▸ THE PROBLEM
Scan the entries for the string "JSON" and give the number of lines that have it, nothing further.

▸ MATERIALS PROVIDED
§
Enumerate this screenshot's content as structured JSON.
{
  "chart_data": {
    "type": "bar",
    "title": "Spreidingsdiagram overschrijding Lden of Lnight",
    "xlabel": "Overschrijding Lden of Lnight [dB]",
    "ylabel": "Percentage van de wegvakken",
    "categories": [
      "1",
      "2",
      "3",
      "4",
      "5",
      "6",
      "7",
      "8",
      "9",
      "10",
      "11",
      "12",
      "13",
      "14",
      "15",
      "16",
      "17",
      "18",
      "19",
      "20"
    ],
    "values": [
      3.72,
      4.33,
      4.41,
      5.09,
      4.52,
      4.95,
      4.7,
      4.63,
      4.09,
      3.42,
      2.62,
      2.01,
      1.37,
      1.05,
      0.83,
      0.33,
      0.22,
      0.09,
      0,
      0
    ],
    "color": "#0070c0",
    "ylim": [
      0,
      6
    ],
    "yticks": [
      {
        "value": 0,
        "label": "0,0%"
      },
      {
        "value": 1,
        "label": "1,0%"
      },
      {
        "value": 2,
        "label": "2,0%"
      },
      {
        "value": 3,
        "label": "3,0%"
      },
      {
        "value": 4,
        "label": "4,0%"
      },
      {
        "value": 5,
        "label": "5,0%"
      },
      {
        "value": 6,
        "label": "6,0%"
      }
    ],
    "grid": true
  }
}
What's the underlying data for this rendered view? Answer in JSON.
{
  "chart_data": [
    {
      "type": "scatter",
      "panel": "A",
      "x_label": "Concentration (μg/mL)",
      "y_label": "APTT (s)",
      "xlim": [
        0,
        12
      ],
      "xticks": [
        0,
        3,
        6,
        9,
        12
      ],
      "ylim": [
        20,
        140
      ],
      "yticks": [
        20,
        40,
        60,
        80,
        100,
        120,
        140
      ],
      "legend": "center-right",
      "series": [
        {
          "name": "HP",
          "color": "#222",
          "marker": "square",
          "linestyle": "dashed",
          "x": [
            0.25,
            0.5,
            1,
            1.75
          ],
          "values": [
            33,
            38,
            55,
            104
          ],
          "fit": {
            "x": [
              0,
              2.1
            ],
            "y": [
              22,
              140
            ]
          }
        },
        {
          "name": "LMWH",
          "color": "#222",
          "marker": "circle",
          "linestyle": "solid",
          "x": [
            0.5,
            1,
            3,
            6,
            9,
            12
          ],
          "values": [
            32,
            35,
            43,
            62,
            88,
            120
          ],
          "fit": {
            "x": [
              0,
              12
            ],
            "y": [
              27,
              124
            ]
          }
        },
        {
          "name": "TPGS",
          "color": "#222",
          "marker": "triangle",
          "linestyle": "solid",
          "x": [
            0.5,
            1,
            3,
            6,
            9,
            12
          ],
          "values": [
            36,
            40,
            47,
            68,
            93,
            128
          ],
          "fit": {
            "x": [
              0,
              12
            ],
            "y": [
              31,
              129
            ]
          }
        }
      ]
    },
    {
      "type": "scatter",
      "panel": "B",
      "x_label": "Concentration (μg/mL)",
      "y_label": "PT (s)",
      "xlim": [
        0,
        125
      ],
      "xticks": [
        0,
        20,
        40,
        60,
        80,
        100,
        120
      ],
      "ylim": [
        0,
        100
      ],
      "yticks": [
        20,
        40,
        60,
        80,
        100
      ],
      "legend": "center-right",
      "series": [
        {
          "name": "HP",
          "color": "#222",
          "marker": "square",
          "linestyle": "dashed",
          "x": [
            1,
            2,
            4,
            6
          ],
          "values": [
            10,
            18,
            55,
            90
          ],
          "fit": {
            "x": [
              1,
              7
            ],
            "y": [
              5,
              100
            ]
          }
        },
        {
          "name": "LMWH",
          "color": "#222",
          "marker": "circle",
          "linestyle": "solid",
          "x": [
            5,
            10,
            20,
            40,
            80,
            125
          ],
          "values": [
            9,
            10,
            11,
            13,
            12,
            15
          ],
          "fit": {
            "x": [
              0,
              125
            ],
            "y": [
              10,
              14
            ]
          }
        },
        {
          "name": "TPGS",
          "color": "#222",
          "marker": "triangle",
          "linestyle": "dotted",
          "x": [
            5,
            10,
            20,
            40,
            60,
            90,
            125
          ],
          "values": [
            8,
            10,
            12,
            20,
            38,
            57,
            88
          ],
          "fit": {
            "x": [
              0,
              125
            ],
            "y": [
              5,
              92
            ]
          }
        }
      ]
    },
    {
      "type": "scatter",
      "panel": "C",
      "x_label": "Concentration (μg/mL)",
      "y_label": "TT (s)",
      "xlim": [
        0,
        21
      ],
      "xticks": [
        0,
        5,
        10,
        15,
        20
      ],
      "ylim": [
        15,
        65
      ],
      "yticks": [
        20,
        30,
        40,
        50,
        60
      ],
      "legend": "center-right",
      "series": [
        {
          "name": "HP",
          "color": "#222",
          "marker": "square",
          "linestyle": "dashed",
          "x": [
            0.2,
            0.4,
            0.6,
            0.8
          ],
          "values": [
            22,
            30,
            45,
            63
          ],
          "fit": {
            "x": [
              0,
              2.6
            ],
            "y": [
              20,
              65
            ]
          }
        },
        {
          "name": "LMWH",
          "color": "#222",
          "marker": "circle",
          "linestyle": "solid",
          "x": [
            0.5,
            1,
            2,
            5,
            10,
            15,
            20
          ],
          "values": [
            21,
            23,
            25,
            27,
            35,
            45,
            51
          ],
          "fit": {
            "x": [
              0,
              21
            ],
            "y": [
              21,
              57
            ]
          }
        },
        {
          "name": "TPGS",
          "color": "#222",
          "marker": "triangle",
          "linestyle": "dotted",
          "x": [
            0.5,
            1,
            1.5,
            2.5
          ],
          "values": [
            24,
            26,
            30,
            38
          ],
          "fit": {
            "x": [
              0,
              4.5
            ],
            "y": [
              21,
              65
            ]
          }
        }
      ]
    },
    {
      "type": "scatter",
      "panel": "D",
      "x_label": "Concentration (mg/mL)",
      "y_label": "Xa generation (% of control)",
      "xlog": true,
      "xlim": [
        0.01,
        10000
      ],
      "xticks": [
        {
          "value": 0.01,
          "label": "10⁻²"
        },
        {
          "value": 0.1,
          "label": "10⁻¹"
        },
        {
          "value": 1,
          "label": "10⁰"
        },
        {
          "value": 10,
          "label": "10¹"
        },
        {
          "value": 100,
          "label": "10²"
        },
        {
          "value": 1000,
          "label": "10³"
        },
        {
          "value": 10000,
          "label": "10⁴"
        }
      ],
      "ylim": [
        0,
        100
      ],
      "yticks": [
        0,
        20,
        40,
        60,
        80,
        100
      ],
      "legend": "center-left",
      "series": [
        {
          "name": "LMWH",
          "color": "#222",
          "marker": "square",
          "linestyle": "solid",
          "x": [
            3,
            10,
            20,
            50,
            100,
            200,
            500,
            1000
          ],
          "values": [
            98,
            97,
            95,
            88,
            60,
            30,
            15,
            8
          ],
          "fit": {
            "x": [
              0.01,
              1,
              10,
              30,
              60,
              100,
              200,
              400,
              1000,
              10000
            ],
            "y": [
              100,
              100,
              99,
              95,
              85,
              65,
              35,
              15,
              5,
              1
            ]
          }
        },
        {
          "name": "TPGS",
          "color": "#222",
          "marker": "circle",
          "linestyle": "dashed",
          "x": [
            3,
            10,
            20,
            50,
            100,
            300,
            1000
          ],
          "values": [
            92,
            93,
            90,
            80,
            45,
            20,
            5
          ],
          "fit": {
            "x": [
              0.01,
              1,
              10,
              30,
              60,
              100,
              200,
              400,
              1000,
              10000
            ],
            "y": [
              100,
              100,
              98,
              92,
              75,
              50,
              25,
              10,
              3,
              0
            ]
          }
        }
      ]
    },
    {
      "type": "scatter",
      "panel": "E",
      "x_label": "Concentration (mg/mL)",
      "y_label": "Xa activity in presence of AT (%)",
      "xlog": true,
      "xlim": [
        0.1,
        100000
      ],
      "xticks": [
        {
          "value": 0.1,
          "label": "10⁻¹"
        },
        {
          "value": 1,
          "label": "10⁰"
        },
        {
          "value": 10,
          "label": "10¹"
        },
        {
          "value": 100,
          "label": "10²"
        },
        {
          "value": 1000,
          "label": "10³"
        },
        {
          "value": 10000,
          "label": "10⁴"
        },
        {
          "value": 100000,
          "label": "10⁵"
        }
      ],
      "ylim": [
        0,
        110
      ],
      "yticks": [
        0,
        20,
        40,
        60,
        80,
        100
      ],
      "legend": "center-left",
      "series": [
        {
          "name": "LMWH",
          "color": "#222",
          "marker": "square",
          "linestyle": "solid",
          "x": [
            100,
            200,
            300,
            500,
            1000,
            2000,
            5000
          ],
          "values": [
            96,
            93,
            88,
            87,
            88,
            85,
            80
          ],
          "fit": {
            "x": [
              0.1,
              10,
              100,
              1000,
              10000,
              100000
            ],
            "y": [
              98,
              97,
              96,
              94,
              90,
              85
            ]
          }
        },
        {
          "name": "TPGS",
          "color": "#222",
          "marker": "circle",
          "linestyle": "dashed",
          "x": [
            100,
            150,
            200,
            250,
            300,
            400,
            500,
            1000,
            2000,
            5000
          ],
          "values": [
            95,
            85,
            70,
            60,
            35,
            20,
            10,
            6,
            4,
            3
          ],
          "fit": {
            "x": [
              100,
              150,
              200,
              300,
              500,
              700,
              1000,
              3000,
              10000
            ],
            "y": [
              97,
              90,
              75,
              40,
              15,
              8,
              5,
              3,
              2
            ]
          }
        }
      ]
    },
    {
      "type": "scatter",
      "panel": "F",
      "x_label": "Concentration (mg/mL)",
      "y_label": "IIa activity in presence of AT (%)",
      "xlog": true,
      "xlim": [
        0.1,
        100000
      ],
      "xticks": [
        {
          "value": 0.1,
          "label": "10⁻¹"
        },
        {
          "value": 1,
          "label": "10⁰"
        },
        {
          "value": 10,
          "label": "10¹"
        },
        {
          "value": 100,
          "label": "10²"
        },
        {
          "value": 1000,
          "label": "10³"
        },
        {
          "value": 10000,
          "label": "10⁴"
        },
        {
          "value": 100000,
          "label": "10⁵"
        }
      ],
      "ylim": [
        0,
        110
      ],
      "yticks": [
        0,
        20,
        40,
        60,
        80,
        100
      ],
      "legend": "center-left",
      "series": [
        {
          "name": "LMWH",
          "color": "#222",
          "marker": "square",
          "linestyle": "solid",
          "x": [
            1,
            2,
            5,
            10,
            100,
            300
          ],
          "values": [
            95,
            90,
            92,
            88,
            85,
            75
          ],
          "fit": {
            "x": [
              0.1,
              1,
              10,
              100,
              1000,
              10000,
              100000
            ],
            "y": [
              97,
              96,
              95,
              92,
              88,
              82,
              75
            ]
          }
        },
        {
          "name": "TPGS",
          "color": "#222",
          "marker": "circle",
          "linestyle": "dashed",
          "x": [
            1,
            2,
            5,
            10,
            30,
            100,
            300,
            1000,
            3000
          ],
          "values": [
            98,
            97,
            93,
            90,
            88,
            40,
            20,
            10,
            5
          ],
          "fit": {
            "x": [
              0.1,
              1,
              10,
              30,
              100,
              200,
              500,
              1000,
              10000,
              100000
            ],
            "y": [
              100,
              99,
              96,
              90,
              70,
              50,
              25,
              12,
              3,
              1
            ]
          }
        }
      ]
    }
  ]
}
§
▸ EXERCISE OUTPUT
2